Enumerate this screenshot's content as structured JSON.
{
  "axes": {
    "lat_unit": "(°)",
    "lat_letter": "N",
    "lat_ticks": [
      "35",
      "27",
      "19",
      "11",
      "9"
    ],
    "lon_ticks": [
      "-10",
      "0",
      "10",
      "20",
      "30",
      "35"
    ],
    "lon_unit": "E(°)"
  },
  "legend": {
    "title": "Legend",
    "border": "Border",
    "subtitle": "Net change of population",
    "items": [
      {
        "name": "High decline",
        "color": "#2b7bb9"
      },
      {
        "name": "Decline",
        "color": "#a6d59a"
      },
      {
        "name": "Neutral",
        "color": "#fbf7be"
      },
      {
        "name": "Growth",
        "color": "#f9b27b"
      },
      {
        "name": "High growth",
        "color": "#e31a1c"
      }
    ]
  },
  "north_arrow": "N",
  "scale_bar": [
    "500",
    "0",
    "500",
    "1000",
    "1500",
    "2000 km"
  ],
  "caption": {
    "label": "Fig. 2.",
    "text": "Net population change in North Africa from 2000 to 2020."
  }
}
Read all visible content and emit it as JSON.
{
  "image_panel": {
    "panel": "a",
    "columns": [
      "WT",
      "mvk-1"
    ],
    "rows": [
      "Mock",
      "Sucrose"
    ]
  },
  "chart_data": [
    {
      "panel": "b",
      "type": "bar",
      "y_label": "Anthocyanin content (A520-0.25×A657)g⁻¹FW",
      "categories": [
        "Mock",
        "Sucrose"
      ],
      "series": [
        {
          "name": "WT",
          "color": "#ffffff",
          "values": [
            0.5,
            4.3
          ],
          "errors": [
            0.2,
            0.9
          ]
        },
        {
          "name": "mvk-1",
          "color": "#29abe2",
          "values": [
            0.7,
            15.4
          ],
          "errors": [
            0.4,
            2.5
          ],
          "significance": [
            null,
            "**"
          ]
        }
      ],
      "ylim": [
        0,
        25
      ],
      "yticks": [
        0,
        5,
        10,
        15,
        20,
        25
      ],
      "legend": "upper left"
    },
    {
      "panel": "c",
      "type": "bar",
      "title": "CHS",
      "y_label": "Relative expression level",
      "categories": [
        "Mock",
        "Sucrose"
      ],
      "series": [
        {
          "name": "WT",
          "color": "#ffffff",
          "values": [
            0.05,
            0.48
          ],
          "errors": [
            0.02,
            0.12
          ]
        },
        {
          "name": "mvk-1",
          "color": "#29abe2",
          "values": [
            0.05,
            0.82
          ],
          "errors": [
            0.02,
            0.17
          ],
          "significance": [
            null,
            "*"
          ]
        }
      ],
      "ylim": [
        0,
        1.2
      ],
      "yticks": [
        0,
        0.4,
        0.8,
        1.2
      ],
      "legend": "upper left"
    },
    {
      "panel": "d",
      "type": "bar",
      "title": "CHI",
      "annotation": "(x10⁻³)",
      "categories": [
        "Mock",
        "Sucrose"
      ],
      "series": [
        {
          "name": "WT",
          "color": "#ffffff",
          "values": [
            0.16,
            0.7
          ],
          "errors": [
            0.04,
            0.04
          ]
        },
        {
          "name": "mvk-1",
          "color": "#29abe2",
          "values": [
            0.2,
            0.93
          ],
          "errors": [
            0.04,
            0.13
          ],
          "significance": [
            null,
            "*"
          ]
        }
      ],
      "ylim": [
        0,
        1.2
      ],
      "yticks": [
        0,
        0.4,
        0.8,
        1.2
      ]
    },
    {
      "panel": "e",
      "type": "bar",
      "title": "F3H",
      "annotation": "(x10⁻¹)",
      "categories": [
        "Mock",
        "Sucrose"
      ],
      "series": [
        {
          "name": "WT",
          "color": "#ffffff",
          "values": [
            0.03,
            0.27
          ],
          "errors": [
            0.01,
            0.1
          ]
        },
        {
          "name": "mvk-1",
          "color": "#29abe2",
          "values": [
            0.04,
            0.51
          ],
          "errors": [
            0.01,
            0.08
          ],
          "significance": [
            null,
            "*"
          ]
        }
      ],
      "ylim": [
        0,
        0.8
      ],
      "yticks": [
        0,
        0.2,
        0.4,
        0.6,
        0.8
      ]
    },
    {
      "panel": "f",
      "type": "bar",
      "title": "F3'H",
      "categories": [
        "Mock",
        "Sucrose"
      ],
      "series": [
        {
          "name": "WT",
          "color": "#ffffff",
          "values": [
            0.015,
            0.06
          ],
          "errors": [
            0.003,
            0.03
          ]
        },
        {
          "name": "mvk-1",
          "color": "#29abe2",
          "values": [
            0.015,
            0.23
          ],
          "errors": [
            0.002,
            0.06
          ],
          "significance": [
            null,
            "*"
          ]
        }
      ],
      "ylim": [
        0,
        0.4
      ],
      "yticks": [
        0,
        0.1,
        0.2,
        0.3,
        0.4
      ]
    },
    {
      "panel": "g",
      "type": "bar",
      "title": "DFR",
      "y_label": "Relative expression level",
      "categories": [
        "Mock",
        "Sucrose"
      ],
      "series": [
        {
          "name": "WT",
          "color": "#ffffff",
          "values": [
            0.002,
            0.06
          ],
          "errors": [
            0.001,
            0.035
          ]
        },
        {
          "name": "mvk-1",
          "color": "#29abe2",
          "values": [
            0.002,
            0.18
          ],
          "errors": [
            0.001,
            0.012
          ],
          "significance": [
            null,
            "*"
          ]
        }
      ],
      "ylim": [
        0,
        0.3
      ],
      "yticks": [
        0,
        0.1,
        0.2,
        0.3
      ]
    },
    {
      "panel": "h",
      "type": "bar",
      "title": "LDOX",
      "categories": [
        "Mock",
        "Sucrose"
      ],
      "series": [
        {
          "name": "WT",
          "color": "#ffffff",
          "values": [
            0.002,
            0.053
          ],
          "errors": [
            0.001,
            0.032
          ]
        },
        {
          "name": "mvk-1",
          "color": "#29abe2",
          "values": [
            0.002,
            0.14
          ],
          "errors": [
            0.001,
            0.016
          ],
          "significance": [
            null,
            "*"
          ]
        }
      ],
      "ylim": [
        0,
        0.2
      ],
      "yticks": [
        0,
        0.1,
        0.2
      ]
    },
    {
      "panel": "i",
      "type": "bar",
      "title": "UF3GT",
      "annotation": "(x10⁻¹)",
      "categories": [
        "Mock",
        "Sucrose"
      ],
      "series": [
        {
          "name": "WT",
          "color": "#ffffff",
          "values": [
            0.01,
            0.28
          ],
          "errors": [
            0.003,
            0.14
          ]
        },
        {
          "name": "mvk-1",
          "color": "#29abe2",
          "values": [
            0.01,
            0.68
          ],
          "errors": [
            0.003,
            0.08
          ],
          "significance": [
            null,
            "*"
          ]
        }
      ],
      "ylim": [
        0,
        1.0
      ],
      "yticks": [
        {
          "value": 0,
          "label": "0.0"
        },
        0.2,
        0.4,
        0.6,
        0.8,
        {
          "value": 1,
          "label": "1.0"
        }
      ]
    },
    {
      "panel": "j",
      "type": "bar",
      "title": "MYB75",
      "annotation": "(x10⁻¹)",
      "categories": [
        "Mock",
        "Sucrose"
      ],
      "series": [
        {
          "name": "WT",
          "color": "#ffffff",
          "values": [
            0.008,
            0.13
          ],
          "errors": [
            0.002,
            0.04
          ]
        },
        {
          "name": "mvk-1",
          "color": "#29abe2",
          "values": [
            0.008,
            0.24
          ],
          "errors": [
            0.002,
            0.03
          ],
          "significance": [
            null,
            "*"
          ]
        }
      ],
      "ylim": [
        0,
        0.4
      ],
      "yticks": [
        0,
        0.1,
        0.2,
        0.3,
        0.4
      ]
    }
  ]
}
━━━━━━━━━━━━━━━━
CHALLENGE
In the material above, find the lines that contain "change" and show them.

RESPONSE FOR THIS EXERCISE
    "subtitle": "Net change of population",
    "text": "Net population change in North Africa from 2000 to 2020."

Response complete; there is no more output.